PROBLEM TO WORK ON: Copy out the listing below line for line, with no changes.

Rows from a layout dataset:

____________________

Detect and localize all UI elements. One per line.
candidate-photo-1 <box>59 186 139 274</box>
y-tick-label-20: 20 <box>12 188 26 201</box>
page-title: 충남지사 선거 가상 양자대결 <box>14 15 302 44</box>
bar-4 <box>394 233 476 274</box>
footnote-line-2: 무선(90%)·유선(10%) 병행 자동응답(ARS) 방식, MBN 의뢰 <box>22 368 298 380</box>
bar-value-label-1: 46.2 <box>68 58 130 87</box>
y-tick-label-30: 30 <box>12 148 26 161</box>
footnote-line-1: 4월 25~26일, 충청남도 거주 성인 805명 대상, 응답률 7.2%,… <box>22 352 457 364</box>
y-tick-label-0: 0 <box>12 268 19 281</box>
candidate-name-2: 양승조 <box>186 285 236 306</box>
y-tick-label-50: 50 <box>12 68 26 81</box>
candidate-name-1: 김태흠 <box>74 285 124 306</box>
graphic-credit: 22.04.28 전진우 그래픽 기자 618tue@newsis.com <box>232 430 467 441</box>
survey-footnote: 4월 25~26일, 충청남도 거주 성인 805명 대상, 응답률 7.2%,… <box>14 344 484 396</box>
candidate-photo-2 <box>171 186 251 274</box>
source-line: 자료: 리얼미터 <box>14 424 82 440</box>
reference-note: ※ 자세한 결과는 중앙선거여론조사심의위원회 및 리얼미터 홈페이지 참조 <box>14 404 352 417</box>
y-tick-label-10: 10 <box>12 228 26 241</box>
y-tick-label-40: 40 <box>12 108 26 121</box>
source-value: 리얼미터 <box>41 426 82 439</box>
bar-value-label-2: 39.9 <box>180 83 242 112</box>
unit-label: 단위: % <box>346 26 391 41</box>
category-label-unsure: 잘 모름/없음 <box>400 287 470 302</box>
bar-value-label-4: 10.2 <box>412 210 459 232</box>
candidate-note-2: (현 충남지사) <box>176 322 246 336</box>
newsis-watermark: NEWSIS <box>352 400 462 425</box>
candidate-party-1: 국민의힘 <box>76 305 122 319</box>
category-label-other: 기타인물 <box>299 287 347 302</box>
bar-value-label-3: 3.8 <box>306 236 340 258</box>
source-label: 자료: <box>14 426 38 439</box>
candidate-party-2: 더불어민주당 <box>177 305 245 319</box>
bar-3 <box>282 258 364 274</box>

____________________

ANSWER:
Detect and localize all UI elements. One per line.
candidate-photo-1 <box>59 186 139 274</box>
y-tick-label-20: 20 <box>12 188 26 201</box>
page-title: 충남지사 선거 가상 양자대결 <box>14 15 302 44</box>
bar-4 <box>394 233 476 274</box>
footnote-line-2: 무선(90%)·유선(10%) 병행 자동응답(ARS) 방식, MBN 의뢰 <box>22 368 298 380</box>
bar-value-label-1: 46.2 <box>68 58 130 87</box>
y-tick-label-30: 30 <box>12 148 26 161</box>
footnote-line-1: 4월 25~26일, 충청남도 거주 성인 805명 대상, 응답률 7.2%,… <box>22 352 457 364</box>
y-tick-label-0: 0 <box>12 268 19 281</box>
candidate-name-2: 양승조 <box>186 285 236 306</box>
y-tick-label-50: 50 <box>12 68 26 81</box>
candidate-name-1: 김태흠 <box>74 285 124 306</box>
graphic-credit: 22.04.28 전진우 그래픽 기자 618tue@newsis.com <box>232 430 467 441</box>
survey-footnote: 4월 25~26일, 충청남도 거주 성인 805명 대상, 응답률 7.2%,… <box>14 344 484 396</box>
candidate-photo-2 <box>171 186 251 274</box>
source-line: 자료: 리얼미터 <box>14 424 82 440</box>
reference-note: ※ 자세한 결과는 중앙선거여론조사심의위원회 및 리얼미터 홈페이지 참조 <box>14 404 352 417</box>
y-tick-label-10: 10 <box>12 228 26 241</box>
y-tick-label-40: 40 <box>12 108 26 121</box>
source-value: 리얼미터 <box>41 426 82 439</box>
bar-value-label-2: 39.9 <box>180 83 242 112</box>
unit-label: 단위: % <box>346 26 391 41</box>
category-label-unsure: 잘 모름/없음 <box>400 287 470 302</box>
bar-value-label-4: 10.2 <box>412 210 459 232</box>
candidate-note-2: (현 충남지사) <box>176 322 246 336</box>
newsis-watermark: NEWSIS <box>352 400 462 425</box>
candidate-party-1: 국민의힘 <box>76 305 122 319</box>
category-label-other: 기타인물 <box>299 287 347 302</box>
bar-value-label-3: 3.8 <box>306 236 340 258</box>
source-label: 자료: <box>14 426 38 439</box>
candidate-party-2: 더불어민주당 <box>177 305 245 319</box>
bar-3 <box>282 258 364 274</box>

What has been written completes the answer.